## Data to use
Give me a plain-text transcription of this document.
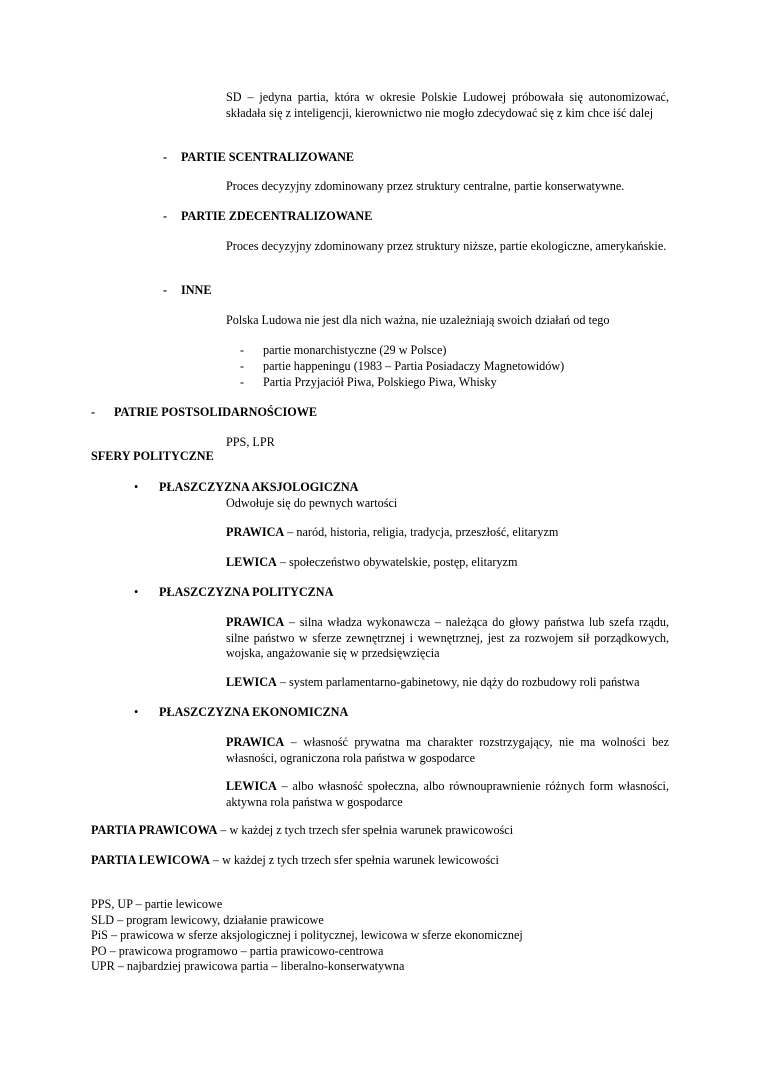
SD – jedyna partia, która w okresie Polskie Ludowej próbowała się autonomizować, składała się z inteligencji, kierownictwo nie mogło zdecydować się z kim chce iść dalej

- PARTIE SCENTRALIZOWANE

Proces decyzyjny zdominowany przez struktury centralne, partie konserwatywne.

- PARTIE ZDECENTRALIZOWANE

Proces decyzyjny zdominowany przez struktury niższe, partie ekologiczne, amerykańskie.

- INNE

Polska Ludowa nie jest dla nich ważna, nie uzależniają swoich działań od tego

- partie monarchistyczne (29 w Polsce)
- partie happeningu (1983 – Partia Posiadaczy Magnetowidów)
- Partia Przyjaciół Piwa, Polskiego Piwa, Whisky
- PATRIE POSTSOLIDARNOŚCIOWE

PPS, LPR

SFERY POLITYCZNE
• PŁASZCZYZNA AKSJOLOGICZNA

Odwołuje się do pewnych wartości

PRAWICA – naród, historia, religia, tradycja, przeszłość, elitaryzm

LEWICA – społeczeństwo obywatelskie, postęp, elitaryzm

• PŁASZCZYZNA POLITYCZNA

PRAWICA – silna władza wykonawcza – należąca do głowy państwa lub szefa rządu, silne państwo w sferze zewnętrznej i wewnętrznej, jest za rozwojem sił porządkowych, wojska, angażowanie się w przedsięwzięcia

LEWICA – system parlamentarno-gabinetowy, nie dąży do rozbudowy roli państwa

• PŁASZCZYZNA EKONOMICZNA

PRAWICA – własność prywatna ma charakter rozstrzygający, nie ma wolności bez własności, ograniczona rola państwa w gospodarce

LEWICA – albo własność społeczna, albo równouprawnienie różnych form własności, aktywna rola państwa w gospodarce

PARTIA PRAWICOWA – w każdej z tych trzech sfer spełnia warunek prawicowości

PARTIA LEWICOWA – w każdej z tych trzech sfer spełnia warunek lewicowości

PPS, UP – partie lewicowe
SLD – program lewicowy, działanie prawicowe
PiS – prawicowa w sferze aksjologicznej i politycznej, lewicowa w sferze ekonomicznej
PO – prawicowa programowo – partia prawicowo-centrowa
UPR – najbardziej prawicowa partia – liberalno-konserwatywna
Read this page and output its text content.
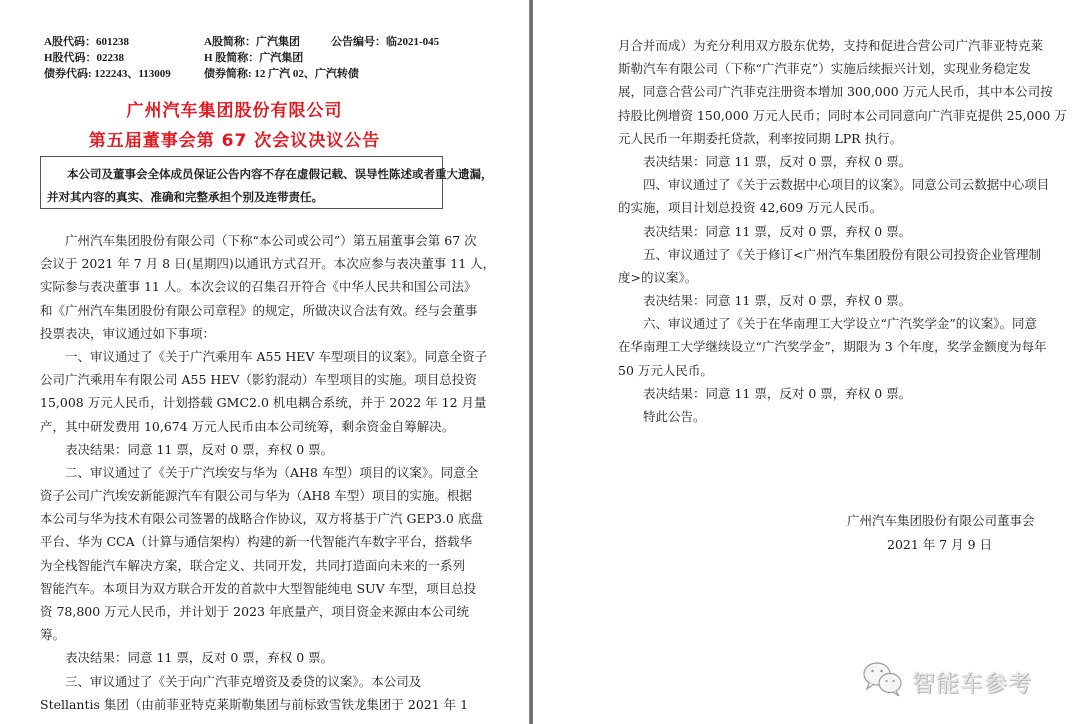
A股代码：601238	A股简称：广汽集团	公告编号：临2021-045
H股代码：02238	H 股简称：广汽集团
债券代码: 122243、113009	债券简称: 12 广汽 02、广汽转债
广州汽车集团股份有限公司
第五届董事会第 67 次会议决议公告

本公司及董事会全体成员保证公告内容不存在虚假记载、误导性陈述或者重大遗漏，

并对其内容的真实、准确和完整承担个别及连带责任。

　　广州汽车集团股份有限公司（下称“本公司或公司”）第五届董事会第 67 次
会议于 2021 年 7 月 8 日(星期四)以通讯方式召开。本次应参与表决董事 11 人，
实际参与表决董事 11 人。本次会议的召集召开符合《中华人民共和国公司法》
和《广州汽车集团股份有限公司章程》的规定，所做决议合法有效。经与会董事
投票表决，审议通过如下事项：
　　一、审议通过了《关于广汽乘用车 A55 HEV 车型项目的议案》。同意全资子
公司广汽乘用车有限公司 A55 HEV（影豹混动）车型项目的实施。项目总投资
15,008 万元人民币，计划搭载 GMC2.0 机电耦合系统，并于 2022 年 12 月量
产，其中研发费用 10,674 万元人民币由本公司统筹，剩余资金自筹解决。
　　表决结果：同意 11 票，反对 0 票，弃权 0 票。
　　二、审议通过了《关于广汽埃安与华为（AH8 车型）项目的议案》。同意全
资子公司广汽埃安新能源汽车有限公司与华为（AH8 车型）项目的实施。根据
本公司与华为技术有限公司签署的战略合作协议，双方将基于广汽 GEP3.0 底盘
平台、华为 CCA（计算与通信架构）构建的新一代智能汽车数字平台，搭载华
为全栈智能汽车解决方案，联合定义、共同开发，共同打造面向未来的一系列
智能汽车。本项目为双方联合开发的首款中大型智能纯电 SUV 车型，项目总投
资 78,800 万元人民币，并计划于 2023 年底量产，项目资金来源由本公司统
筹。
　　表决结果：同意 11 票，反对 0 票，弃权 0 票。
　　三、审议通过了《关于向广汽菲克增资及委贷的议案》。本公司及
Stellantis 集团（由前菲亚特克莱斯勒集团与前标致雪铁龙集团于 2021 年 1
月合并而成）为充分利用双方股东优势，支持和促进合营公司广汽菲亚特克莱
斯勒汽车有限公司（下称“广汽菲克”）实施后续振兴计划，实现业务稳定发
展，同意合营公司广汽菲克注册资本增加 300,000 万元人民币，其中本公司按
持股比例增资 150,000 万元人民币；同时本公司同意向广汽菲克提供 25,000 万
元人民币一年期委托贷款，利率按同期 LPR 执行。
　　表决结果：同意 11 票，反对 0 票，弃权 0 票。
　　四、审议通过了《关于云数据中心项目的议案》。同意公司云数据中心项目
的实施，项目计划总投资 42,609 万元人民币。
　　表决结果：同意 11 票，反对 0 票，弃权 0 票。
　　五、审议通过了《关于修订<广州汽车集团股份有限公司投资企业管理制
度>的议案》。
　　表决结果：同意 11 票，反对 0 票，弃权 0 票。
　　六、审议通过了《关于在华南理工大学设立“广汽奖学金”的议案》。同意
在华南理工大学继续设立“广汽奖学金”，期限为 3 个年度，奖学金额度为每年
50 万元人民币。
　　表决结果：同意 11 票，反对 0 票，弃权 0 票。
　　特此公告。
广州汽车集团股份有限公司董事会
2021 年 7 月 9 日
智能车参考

## Exercise goal
Output the entries above exactly. Drop the pictures.

## Full answer
Give me a plain-text transcription of this document.
SD – jedyna partia, która w okresie Polskie Ludowej próbowała się autonomizować, składała się z inteligencji, kierownictwo nie mogło zdecydować się z kim chce iść dalej

- PARTIE SCENTRALIZOWANE

Proces decyzyjny zdominowany przez struktury centralne, partie konserwatywne.

- PARTIE ZDECENTRALIZOWANE

Proces decyzyjny zdominowany przez struktury niższe, partie ekologiczne, amerykańskie.

- INNE

Polska Ludowa nie jest dla nich ważna, nie uzależniają swoich działań od tego

- partie monarchistyczne (29 w Polsce)
- partie happeningu (1983 – Partia Posiadaczy Magnetowidów)
- Partia Przyjaciół Piwa, Polskiego Piwa, Whisky
- PATRIE POSTSOLIDARNOŚCIOWE

PPS, LPR

SFERY POLITYCZNE
• PŁASZCZYZNA AKSJOLOGICZNA

Odwołuje się do pewnych wartości

PRAWICA – naród, historia, religia, tradycja, przeszłość, elitaryzm

LEWICA – społeczeństwo obywatelskie, postęp, elitaryzm

• PŁASZCZYZNA POLITYCZNA

PRAWICA – silna władza wykonawcza – należąca do głowy państwa lub szefa rządu, silne państwo w sferze zewnętrznej i wewnętrznej, jest za rozwojem sił porządkowych, wojska, angażowanie się w przedsięwzięcia

LEWICA – system parlamentarno-gabinetowy, nie dąży do rozbudowy roli państwa

• PŁASZCZYZNA EKONOMICZNA

PRAWICA – własność prywatna ma charakter rozstrzygający, nie ma wolności bez własności, ograniczona rola państwa w gospodarce

LEWICA – albo własność społeczna, albo równouprawnienie różnych form własności, aktywna rola państwa w gospodarce

PARTIA PRAWICOWA – w każdej z tych trzech sfer spełnia warunek prawicowości

PARTIA LEWICOWA – w każdej z tych trzech sfer spełnia warunek lewicowości

PPS, UP – partie lewicowe
SLD – program lewicowy, działanie prawicowe
PiS – prawicowa w sferze aksjologicznej i politycznej, lewicowa w sferze ekonomicznej
PO – prawicowa programowo – partia prawicowo-centrowa
UPR – najbardziej prawicowa partia – liberalno-konserwatywna
Read this page and output its text content.
A股代码：601238	A股简称：广汽集团	公告编号：临2021-045
H股代码：02238	H 股简称：广汽集团
债券代码: 122243、113009	债券简称: 12 广汽 02、广汽转债
广州汽车集团股份有限公司
第五届董事会第 67 次会议决议公告

本公司及董事会全体成员保证公告内容不存在虚假记载、误导性陈述或者重大遗漏，

并对其内容的真实、准确和完整承担个别及连带责任。

　　广州汽车集团股份有限公司（下称“本公司或公司”）第五届董事会第 67 次
会议于 2021 年 7 月 8 日(星期四)以通讯方式召开。本次应参与表决董事 11 人，
实际参与表决董事 11 人。本次会议的召集召开符合《中华人民共和国公司法》
和《广州汽车集团股份有限公司章程》的规定，所做决议合法有效。经与会董事
投票表决，审议通过如下事项：
　　一、审议通过了《关于广汽乘用车 A55 HEV 车型项目的议案》。同意全资子
公司广汽乘用车有限公司 A55 HEV（影豹混动）车型项目的实施。项目总投资
15,008 万元人民币，计划搭载 GMC2.0 机电耦合系统，并于 2022 年 12 月量
产，其中研发费用 10,674 万元人民币由本公司统筹，剩余资金自筹解决。
　　表决结果：同意 11 票，反对 0 票，弃权 0 票。
　　二、审议通过了《关于广汽埃安与华为（AH8 车型）项目的议案》。同意全
资子公司广汽埃安新能源汽车有限公司与华为（AH8 车型）项目的实施。根据
本公司与华为技术有限公司签署的战略合作协议，双方将基于广汽 GEP3.0 底盘
平台、华为 CCA（计算与通信架构）构建的新一代智能汽车数字平台，搭载华
为全栈智能汽车解决方案，联合定义、共同开发，共同打造面向未来的一系列
智能汽车。本项目为双方联合开发的首款中大型智能纯电 SUV 车型，项目总投
资 78,800 万元人民币，并计划于 2023 年底量产，项目资金来源由本公司统
筹。
　　表决结果：同意 11 票，反对 0 票，弃权 0 票。
　　三、审议通过了《关于向广汽菲克增资及委贷的议案》。本公司及
Stellantis 集团（由前菲亚特克莱斯勒集团与前标致雪铁龙集团于 2021 年 1
月合并而成）为充分利用双方股东优势，支持和促进合营公司广汽菲亚特克莱
斯勒汽车有限公司（下称“广汽菲克”）实施后续振兴计划，实现业务稳定发
展，同意合营公司广汽菲克注册资本增加 300,000 万元人民币，其中本公司按
持股比例增资 150,000 万元人民币；同时本公司同意向广汽菲克提供 25,000 万
元人民币一年期委托贷款，利率按同期 LPR 执行。
　　表决结果：同意 11 票，反对 0 票，弃权 0 票。
　　四、审议通过了《关于云数据中心项目的议案》。同意公司云数据中心项目
的实施，项目计划总投资 42,609 万元人民币。
　　表决结果：同意 11 票，反对 0 票，弃权 0 票。
　　五、审议通过了《关于修订<广州汽车集团股份有限公司投资企业管理制
度>的议案》。
　　表决结果：同意 11 票，反对 0 票，弃权 0 票。
　　六、审议通过了《关于在华南理工大学设立“广汽奖学金”的议案》。同意
在华南理工大学继续设立“广汽奖学金”，期限为 3 个年度，奖学金额度为每年
50 万元人民币。
　　表决结果：同意 11 票，反对 0 票，弃权 0 票。
　　特此公告。
广州汽车集团股份有限公司董事会
2021 年 7 月 9 日
智能车参考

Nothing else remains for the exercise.